■ Written request
Reproduce the entries verbatim, starting with the line containing "table-row xyxy=(66,560,390,579)" and continuing through the line containing "row-number-cell[interactable]: 1 xyxy=(66,180,92,199)", inclusive of both.

■ Working data
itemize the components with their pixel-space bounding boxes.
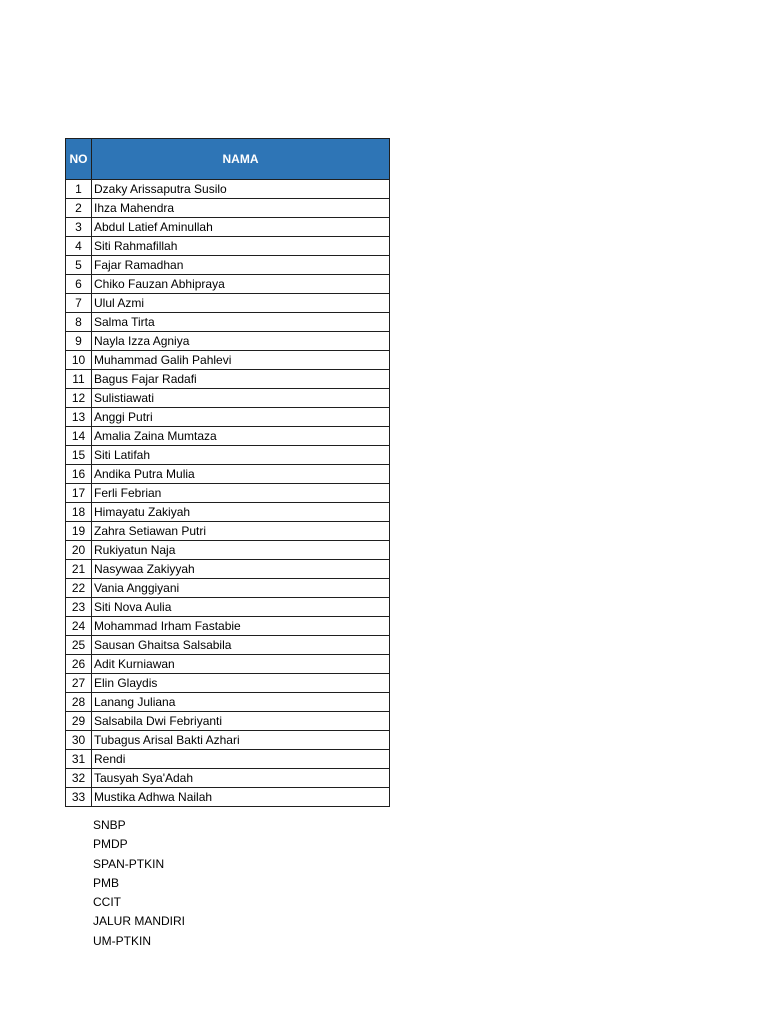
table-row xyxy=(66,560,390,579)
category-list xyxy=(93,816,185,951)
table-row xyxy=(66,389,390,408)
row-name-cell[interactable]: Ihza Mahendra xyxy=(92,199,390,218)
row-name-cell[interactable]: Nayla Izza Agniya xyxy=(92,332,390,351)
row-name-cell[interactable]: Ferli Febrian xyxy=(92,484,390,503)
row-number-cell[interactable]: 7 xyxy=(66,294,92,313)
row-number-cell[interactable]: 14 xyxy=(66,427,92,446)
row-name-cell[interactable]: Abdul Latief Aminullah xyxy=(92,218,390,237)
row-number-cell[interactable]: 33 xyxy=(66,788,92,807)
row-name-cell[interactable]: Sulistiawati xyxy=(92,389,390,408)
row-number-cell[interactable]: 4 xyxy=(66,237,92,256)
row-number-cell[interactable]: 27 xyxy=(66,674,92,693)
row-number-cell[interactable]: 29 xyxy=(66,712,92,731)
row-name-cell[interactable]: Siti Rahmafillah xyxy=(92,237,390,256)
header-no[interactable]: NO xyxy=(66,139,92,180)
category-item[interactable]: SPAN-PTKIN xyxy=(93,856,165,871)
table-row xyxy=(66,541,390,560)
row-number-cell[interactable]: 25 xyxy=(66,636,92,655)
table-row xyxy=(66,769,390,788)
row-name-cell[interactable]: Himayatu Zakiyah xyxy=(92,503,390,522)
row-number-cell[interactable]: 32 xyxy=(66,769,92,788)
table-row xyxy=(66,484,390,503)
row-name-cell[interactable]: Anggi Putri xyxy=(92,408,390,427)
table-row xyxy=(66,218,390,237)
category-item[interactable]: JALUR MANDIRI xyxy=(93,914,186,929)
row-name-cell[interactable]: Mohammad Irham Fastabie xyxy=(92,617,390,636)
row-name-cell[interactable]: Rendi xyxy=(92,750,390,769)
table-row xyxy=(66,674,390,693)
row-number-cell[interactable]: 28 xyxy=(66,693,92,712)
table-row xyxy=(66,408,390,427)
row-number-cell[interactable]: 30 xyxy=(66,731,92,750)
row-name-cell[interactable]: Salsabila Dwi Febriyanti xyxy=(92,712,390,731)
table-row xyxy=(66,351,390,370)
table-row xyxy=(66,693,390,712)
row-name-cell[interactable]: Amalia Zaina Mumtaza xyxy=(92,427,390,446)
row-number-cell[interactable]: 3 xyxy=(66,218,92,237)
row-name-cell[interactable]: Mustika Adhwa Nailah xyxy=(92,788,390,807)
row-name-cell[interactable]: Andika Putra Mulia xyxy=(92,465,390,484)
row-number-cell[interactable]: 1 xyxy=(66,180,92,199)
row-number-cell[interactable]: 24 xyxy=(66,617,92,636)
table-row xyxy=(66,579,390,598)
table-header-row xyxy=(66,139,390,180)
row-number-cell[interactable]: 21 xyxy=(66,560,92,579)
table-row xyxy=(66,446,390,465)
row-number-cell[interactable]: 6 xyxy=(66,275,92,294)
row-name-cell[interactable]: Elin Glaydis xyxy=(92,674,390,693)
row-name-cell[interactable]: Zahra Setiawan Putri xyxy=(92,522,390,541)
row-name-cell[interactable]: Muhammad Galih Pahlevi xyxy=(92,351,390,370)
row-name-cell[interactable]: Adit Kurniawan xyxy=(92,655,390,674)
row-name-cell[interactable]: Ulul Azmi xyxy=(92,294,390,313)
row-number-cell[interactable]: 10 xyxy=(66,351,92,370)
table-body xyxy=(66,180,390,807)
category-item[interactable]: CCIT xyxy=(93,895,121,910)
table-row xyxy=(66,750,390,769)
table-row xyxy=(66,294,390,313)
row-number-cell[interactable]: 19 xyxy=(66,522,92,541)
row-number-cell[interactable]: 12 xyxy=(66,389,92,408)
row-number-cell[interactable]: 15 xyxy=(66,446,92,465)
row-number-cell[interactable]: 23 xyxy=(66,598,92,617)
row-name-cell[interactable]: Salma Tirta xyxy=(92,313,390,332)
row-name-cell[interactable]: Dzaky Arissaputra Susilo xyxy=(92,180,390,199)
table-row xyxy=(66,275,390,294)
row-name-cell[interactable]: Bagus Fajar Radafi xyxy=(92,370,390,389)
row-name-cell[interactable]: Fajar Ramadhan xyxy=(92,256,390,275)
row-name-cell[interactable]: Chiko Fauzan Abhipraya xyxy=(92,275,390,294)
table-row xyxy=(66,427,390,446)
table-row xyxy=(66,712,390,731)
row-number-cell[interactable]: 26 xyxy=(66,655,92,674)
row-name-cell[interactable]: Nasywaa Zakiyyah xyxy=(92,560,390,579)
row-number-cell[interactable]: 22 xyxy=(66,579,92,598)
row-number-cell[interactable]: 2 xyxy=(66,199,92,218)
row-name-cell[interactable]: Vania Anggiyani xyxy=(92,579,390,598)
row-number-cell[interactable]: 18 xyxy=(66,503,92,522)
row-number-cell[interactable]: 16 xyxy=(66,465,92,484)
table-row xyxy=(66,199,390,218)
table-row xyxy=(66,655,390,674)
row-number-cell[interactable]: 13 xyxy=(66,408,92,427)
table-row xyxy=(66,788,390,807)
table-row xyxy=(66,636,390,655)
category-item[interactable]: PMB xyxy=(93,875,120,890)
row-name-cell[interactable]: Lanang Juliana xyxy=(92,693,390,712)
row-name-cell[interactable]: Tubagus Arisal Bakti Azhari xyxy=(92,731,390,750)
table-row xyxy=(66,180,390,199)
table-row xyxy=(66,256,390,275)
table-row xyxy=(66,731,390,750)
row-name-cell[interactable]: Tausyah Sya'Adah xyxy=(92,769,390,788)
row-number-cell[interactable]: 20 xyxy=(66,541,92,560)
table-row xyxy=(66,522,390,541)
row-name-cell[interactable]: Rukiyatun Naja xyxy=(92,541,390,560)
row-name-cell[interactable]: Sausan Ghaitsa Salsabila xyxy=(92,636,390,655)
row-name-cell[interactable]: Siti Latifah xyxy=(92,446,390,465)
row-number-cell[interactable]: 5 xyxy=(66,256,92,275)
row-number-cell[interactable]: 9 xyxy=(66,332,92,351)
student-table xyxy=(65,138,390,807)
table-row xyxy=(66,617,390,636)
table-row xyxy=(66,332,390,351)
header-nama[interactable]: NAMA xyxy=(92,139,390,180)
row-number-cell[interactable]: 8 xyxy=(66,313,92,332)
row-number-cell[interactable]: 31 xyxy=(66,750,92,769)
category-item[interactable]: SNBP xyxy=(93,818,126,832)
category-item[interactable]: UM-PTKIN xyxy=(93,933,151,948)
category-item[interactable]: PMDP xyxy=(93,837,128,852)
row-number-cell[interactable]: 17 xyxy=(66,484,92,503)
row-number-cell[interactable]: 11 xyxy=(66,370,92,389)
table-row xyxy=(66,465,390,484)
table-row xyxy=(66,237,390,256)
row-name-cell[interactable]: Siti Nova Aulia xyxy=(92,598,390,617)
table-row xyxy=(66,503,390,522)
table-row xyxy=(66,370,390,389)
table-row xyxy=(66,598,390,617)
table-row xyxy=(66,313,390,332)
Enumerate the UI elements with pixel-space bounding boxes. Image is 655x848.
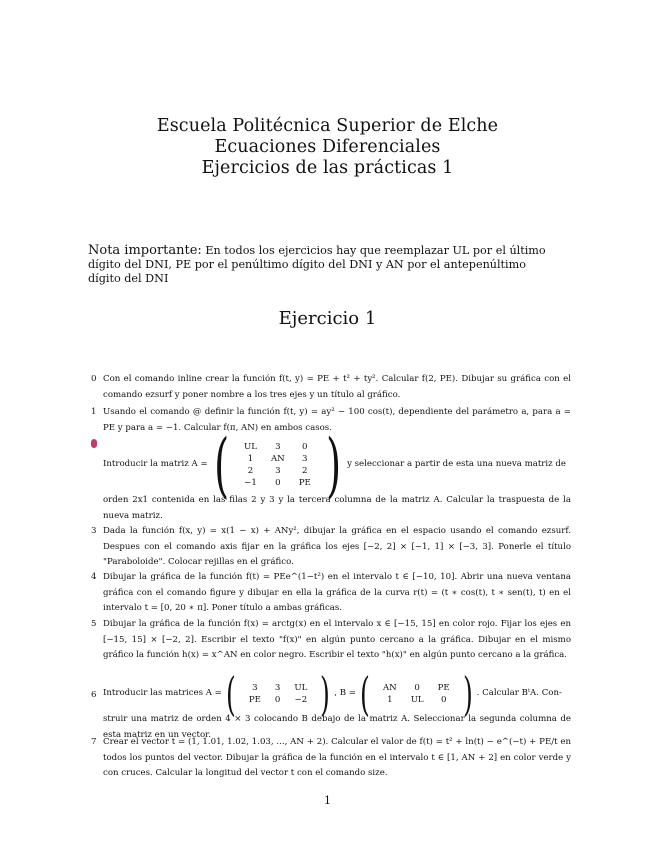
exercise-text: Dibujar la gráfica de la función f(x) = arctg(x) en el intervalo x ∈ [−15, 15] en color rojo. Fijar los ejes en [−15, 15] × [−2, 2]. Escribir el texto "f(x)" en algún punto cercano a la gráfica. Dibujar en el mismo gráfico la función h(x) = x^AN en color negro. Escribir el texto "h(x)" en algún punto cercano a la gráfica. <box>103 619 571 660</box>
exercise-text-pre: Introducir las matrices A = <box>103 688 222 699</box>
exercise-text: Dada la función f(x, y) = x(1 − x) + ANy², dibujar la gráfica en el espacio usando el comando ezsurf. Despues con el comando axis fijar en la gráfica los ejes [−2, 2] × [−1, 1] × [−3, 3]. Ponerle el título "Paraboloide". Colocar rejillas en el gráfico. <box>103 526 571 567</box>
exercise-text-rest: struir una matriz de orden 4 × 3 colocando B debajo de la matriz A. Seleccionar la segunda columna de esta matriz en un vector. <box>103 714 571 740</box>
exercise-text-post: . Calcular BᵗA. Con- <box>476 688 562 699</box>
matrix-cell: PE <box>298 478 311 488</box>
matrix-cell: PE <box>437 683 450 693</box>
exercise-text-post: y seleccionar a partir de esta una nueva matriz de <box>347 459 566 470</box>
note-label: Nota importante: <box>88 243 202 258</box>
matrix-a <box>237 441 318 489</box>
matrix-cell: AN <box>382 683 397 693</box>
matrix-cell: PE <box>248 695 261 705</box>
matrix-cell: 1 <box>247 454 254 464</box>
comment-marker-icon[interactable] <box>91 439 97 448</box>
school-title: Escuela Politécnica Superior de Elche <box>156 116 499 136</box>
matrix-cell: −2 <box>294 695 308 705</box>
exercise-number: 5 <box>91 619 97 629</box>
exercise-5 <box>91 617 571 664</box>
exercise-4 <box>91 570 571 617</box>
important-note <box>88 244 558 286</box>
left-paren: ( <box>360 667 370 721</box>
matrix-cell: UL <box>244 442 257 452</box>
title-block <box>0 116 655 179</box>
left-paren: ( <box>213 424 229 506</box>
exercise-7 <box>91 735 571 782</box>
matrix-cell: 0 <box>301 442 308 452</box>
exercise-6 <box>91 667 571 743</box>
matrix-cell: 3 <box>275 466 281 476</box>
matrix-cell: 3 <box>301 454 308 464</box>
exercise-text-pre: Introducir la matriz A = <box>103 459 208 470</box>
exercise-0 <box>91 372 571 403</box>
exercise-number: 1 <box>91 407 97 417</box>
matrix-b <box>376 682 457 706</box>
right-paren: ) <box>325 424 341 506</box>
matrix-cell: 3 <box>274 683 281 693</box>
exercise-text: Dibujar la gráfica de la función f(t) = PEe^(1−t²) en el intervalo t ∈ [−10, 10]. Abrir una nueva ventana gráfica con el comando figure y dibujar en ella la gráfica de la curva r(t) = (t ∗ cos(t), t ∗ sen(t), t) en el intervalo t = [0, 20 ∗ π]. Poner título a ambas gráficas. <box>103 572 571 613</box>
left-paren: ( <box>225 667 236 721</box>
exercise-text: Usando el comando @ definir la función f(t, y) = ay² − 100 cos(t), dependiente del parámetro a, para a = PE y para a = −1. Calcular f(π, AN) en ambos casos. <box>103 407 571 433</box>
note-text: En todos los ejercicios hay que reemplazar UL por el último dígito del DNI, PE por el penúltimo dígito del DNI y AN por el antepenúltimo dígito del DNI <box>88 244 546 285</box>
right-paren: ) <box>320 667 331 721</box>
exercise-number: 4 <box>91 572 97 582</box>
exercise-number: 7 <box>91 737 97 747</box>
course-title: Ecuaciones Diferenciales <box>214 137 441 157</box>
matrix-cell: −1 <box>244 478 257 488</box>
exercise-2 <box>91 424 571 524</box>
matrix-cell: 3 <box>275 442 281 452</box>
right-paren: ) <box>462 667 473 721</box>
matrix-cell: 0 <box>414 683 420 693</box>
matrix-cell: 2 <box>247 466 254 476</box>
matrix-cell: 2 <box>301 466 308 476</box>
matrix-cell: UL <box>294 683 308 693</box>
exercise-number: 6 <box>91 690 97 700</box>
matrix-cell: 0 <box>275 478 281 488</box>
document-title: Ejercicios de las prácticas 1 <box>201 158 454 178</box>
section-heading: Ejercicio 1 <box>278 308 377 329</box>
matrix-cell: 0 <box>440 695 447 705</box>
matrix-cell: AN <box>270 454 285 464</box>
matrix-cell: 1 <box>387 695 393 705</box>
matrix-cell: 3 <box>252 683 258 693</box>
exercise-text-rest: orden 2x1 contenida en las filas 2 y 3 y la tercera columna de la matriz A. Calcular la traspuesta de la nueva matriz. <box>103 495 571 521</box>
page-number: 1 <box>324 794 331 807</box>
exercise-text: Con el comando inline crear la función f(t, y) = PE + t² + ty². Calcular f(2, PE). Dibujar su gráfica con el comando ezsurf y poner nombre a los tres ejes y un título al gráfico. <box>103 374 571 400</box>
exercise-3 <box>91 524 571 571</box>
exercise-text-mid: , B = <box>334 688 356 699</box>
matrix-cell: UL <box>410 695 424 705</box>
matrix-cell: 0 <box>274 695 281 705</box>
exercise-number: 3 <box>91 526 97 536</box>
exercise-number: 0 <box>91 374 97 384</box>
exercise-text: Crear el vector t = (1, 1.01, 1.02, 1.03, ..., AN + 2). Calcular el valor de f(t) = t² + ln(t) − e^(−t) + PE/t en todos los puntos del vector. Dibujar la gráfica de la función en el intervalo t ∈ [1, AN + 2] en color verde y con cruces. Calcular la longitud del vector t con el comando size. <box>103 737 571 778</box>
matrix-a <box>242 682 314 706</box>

■ Task response
table-row xyxy=(66,560,390,579)
category-list xyxy=(93,816,185,951)
table-row xyxy=(66,389,390,408)
row-name-cell[interactable]: Ihza Mahendra xyxy=(92,199,390,218)
row-name-cell[interactable]: Nayla Izza Agniya xyxy=(92,332,390,351)
row-name-cell[interactable]: Ferli Febrian xyxy=(92,484,390,503)
row-number-cell[interactable]: 7 xyxy=(66,294,92,313)
row-number-cell[interactable]: 14 xyxy=(66,427,92,446)
row-name-cell[interactable]: Abdul Latief Aminullah xyxy=(92,218,390,237)
row-number-cell[interactable]: 33 xyxy=(66,788,92,807)
row-name-cell[interactable]: Sulistiawati xyxy=(92,389,390,408)
row-number-cell[interactable]: 4 xyxy=(66,237,92,256)
row-number-cell[interactable]: 27 xyxy=(66,674,92,693)
row-number-cell[interactable]: 29 xyxy=(66,712,92,731)
row-name-cell[interactable]: Siti Rahmafillah xyxy=(92,237,390,256)
header-no[interactable]: NO xyxy=(66,139,92,180)
category-item[interactable]: SPAN-PTKIN xyxy=(93,856,165,871)
table-row xyxy=(66,541,390,560)
row-number-cell[interactable]: 25 xyxy=(66,636,92,655)
table-row xyxy=(66,769,390,788)
row-name-cell[interactable]: Himayatu Zakiyah xyxy=(92,503,390,522)
row-number-cell[interactable]: 32 xyxy=(66,769,92,788)
table-row xyxy=(66,484,390,503)
row-name-cell[interactable]: Anggi Putri xyxy=(92,408,390,427)
table-row xyxy=(66,218,390,237)
category-item[interactable]: JALUR MANDIRI xyxy=(93,914,186,929)
row-name-cell[interactable]: Mohammad Irham Fastabie xyxy=(92,617,390,636)
row-name-cell[interactable]: Rendi xyxy=(92,750,390,769)
table-row xyxy=(66,674,390,693)
row-number-cell[interactable]: 28 xyxy=(66,693,92,712)
table-row xyxy=(66,408,390,427)
row-number-cell[interactable]: 30 xyxy=(66,731,92,750)
row-name-cell[interactable]: Salsabila Dwi Febriyanti xyxy=(92,712,390,731)
table-row xyxy=(66,351,390,370)
table-row xyxy=(66,693,390,712)
row-name-cell[interactable]: Amalia Zaina Mumtaza xyxy=(92,427,390,446)
row-number-cell[interactable]: 3 xyxy=(66,218,92,237)
row-name-cell[interactable]: Mustika Adhwa Nailah xyxy=(92,788,390,807)
row-name-cell[interactable]: Andika Putra Mulia xyxy=(92,465,390,484)
row-number-cell[interactable]: 1 xyxy=(66,180,92,199)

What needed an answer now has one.